→ **INFORMATION SHOWN**:
+ + + + +

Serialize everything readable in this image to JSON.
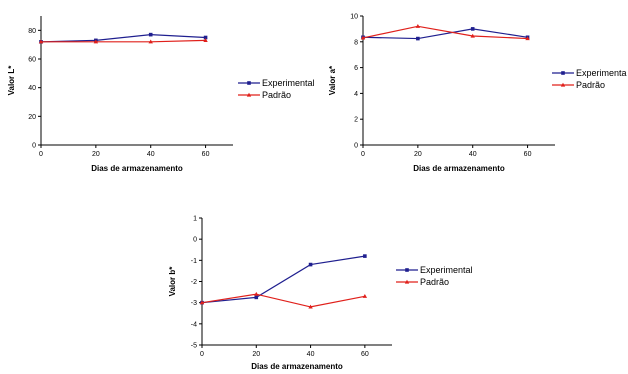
{
  "colors": {
    "experimental": "#1f1f8f",
    "padrao": "#e0201b",
    "axis": "#000000"
  },
  "chart_data": [
    {
      "type": "line",
      "xlabel": "Dias de armazenamento",
      "ylabel": "Valor L*",
      "xlim": [
        0,
        70
      ],
      "ylim": [
        0,
        90
      ],
      "xticks": [
        0,
        20,
        40,
        60
      ],
      "yticks": [
        0,
        20,
        40,
        60,
        80
      ],
      "x": [
        0,
        20,
        40,
        60
      ],
      "series": [
        {
          "name": "Experimental",
          "values": [
            72,
            73,
            77,
            75
          ],
          "marker": "square"
        },
        {
          "name": "Padrão",
          "values": [
            72,
            72,
            72,
            73
          ],
          "marker": "triangle"
        }
      ],
      "legend": "right"
    },
    {
      "type": "line",
      "xlabel": "Dias de armazenamento",
      "ylabel": "Valor a*",
      "xlim": [
        0,
        70
      ],
      "ylim": [
        0,
        10
      ],
      "xticks": [
        0,
        20,
        40,
        60
      ],
      "yticks": [
        0,
        2,
        4,
        6,
        8,
        10
      ],
      "x": [
        0,
        20,
        40,
        60
      ],
      "series": [
        {
          "name": "Experimenta",
          "values": [
            8.35,
            8.25,
            9.0,
            8.35
          ],
          "marker": "square"
        },
        {
          "name": "Padrão",
          "values": [
            8.3,
            9.2,
            8.45,
            8.25
          ],
          "marker": "triangle"
        }
      ],
      "legend": "right"
    },
    {
      "type": "line",
      "xlabel": "Dias de armazenamento",
      "ylabel": "Valor b*",
      "xlim": [
        0,
        70
      ],
      "ylim": [
        -5,
        1
      ],
      "xticks": [
        0,
        20,
        40,
        60
      ],
      "yticks": [
        1,
        0,
        -1,
        -2,
        -3,
        -4,
        -5
      ],
      "x": [
        0,
        20,
        40,
        60
      ],
      "series": [
        {
          "name": "Experimental",
          "values": [
            -3.0,
            -2.75,
            -1.2,
            -0.8
          ],
          "marker": "square"
        },
        {
          "name": "Padrão",
          "values": [
            -3.0,
            -2.6,
            -3.2,
            -2.7
          ],
          "marker": "triangle"
        }
      ],
      "legend": "right"
    }
  ]
}
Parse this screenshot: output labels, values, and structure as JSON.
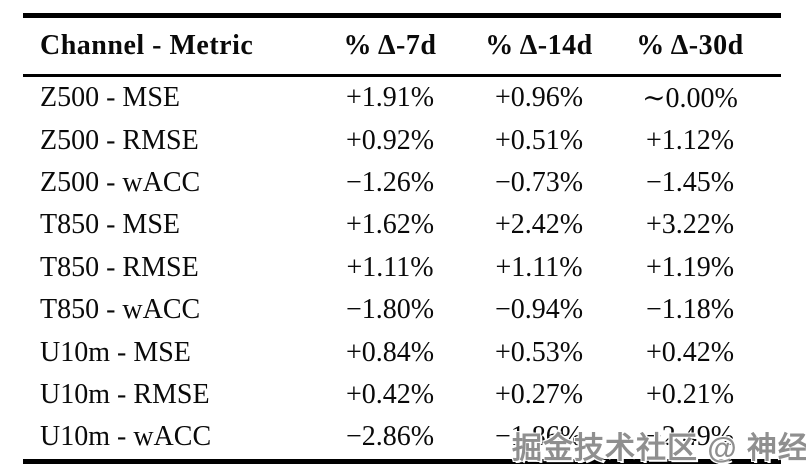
{
  "table": {
    "headers": [
      "Channel - Metric",
      "% Δ-7d",
      "% Δ-14d",
      "% Δ-30d"
    ],
    "rows": [
      {
        "label": "Z500 - MSE",
        "values": [
          "+1.91%",
          "+0.96%",
          "∼0.00%"
        ]
      },
      {
        "label": "Z500 - RMSE",
        "values": [
          "+0.92%",
          "+0.51%",
          "+1.12%"
        ]
      },
      {
        "label": "Z500 - wACC",
        "values": [
          "−1.26%",
          "−0.73%",
          "−1.45%"
        ]
      },
      {
        "label": "T850 - MSE",
        "values": [
          "+1.62%",
          "+2.42%",
          "+3.22%"
        ]
      },
      {
        "label": "T850 - RMSE",
        "values": [
          "+1.11%",
          "+1.11%",
          "+1.19%"
        ]
      },
      {
        "label": "T850 - wACC",
        "values": [
          "−1.80%",
          "−0.94%",
          "−1.18%"
        ]
      },
      {
        "label": "U10m - MSE",
        "values": [
          "+0.84%",
          "+0.53%",
          "+0.42%"
        ]
      },
      {
        "label": "U10m - RMSE",
        "values": [
          "+0.42%",
          "+0.27%",
          "+0.21%"
        ]
      },
      {
        "label": "U10m - wACC",
        "values": [
          "−2.86%",
          "−1.86%",
          "−2.49%"
        ]
      }
    ]
  },
  "watermark": {
    "text": "掘金技术社区 @ 神经星星"
  },
  "colors": {
    "text": "#0a0a0a",
    "rule": "#000000",
    "background": "#ffffff",
    "watermark": "#8f8f8f"
  },
  "chart_data": {
    "type": "table",
    "title": "",
    "columns": [
      "Channel - Metric",
      "% Δ-7d",
      "% Δ-14d",
      "% Δ-30d"
    ],
    "rows": [
      [
        "Z500 - MSE",
        "+1.91%",
        "+0.96%",
        "∼0.00%"
      ],
      [
        "Z500 - RMSE",
        "+0.92%",
        "+0.51%",
        "+1.12%"
      ],
      [
        "Z500 - wACC",
        "−1.26%",
        "−0.73%",
        "−1.45%"
      ],
      [
        "T850 - MSE",
        "+1.62%",
        "+2.42%",
        "+3.22%"
      ],
      [
        "T850 - RMSE",
        "+1.11%",
        "+1.11%",
        "+1.19%"
      ],
      [
        "T850 - wACC",
        "−1.80%",
        "−0.94%",
        "−1.18%"
      ],
      [
        "U10m - MSE",
        "+0.84%",
        "+0.53%",
        "+0.42%"
      ],
      [
        "U10m - RMSE",
        "+0.42%",
        "+0.27%",
        "+0.21%"
      ],
      [
        "U10m - wACC",
        "−2.86%",
        "−1.86%",
        "−2.49%"
      ]
    ]
  }
}
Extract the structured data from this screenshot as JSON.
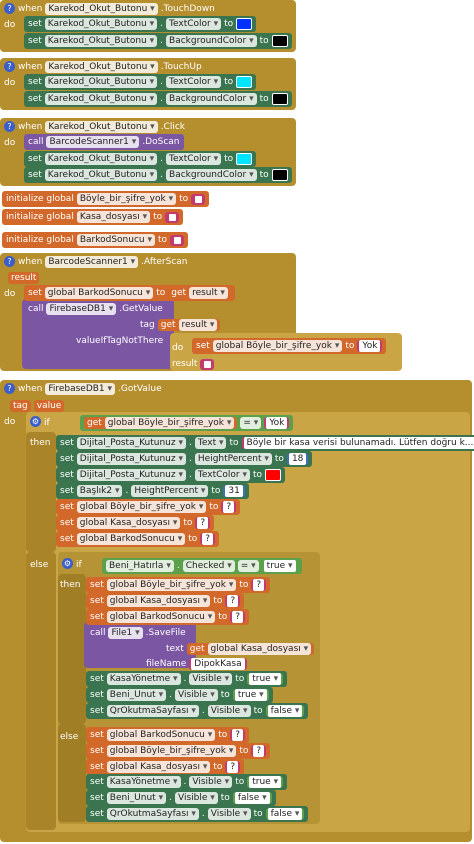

+ + + + +

→ **REQUIRED WORK**: Select every line in the records above that contains the word "Valor".

→ **RESPONSE FOR THIS EXERCISE**:
      "ylabel": "Valor L*",
      "ylabel": "Valor a*",
      "ylabel": "Valor b*",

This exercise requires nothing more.